--- start Data records ---
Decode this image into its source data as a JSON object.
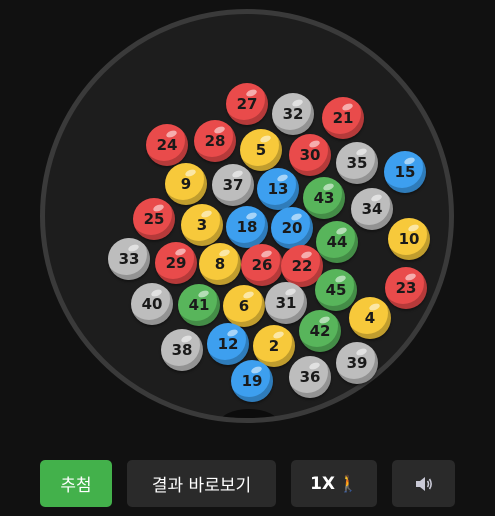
{
  "colors": {
    "yellow": "#f7c93b",
    "blue": "#3d9fef",
    "red": "#e94b4b",
    "gray": "#bdbdbd",
    "green": "#58b55b",
    "draw_button": "#43b14b",
    "button_bg": "#2a2a2a",
    "page_bg": "#111111"
  },
  "balls": [
    {
      "number": "27",
      "color": "red"
    },
    {
      "number": "32",
      "color": "gray"
    },
    {
      "number": "21",
      "color": "red"
    },
    {
      "number": "24",
      "color": "red"
    },
    {
      "number": "28",
      "color": "red"
    },
    {
      "number": "5",
      "color": "yellow"
    },
    {
      "number": "30",
      "color": "red"
    },
    {
      "number": "35",
      "color": "gray"
    },
    {
      "number": "15",
      "color": "blue"
    },
    {
      "number": "9",
      "color": "yellow"
    },
    {
      "number": "37",
      "color": "gray"
    },
    {
      "number": "13",
      "color": "blue"
    },
    {
      "number": "43",
      "color": "green"
    },
    {
      "number": "34",
      "color": "gray"
    },
    {
      "number": "25",
      "color": "red"
    },
    {
      "number": "3",
      "color": "yellow"
    },
    {
      "number": "18",
      "color": "blue"
    },
    {
      "number": "20",
      "color": "blue"
    },
    {
      "number": "44",
      "color": "green"
    },
    {
      "number": "10",
      "color": "yellow"
    },
    {
      "number": "33",
      "color": "gray"
    },
    {
      "number": "29",
      "color": "red"
    },
    {
      "number": "8",
      "color": "yellow"
    },
    {
      "number": "26",
      "color": "red"
    },
    {
      "number": "22",
      "color": "red"
    },
    {
      "number": "45",
      "color": "green"
    },
    {
      "number": "23",
      "color": "red"
    },
    {
      "number": "40",
      "color": "gray"
    },
    {
      "number": "41",
      "color": "green"
    },
    {
      "number": "6",
      "color": "yellow"
    },
    {
      "number": "31",
      "color": "gray"
    },
    {
      "number": "4",
      "color": "yellow"
    },
    {
      "number": "42",
      "color": "green"
    },
    {
      "number": "38",
      "color": "gray"
    },
    {
      "number": "12",
      "color": "blue"
    },
    {
      "number": "2",
      "color": "yellow"
    },
    {
      "number": "39",
      "color": "gray"
    },
    {
      "number": "36",
      "color": "gray"
    },
    {
      "number": "19",
      "color": "blue"
    }
  ],
  "controls": {
    "draw_label": "추첨",
    "result_label": "결과 바로보기",
    "speed_label": "1X",
    "speed_icon": "walking-person-icon",
    "sound_icon": "speaker-icon"
  }
}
--- end Data records ---
→ Given problem: Copy every line of the data word for word, omitting the images.

→ Completed task:
Decode this image into its source data as a JSON object.
{
  "colors": {
    "yellow": "#f7c93b",
    "blue": "#3d9fef",
    "red": "#e94b4b",
    "gray": "#bdbdbd",
    "green": "#58b55b",
    "draw_button": "#43b14b",
    "button_bg": "#2a2a2a",
    "page_bg": "#111111"
  },
  "balls": [
    {
      "number": "27",
      "color": "red"
    },
    {
      "number": "32",
      "color": "gray"
    },
    {
      "number": "21",
      "color": "red"
    },
    {
      "number": "24",
      "color": "red"
    },
    {
      "number": "28",
      "color": "red"
    },
    {
      "number": "5",
      "color": "yellow"
    },
    {
      "number": "30",
      "color": "red"
    },
    {
      "number": "35",
      "color": "gray"
    },
    {
      "number": "15",
      "color": "blue"
    },
    {
      "number": "9",
      "color": "yellow"
    },
    {
      "number": "37",
      "color": "gray"
    },
    {
      "number": "13",
      "color": "blue"
    },
    {
      "number": "43",
      "color": "green"
    },
    {
      "number": "34",
      "color": "gray"
    },
    {
      "number": "25",
      "color": "red"
    },
    {
      "number": "3",
      "color": "yellow"
    },
    {
      "number": "18",
      "color": "blue"
    },
    {
      "number": "20",
      "color": "blue"
    },
    {
      "number": "44",
      "color": "green"
    },
    {
      "number": "10",
      "color": "yellow"
    },
    {
      "number": "33",
      "color": "gray"
    },
    {
      "number": "29",
      "color": "red"
    },
    {
      "number": "8",
      "color": "yellow"
    },
    {
      "number": "26",
      "color": "red"
    },
    {
      "number": "22",
      "color": "red"
    },
    {
      "number": "45",
      "color": "green"
    },
    {
      "number": "23",
      "color": "red"
    },
    {
      "number": "40",
      "color": "gray"
    },
    {
      "number": "41",
      "color": "green"
    },
    {
      "number": "6",
      "color": "yellow"
    },
    {
      "number": "31",
      "color": "gray"
    },
    {
      "number": "4",
      "color": "yellow"
    },
    {
      "number": "42",
      "color": "green"
    },
    {
      "number": "38",
      "color": "gray"
    },
    {
      "number": "12",
      "color": "blue"
    },
    {
      "number": "2",
      "color": "yellow"
    },
    {
      "number": "39",
      "color": "gray"
    },
    {
      "number": "36",
      "color": "gray"
    },
    {
      "number": "19",
      "color": "blue"
    }
  ],
  "controls": {
    "draw_label": "추첨",
    "result_label": "결과 바로보기",
    "speed_label": "1X",
    "speed_icon": "walking-person-icon",
    "sound_icon": "speaker-icon"
  }
}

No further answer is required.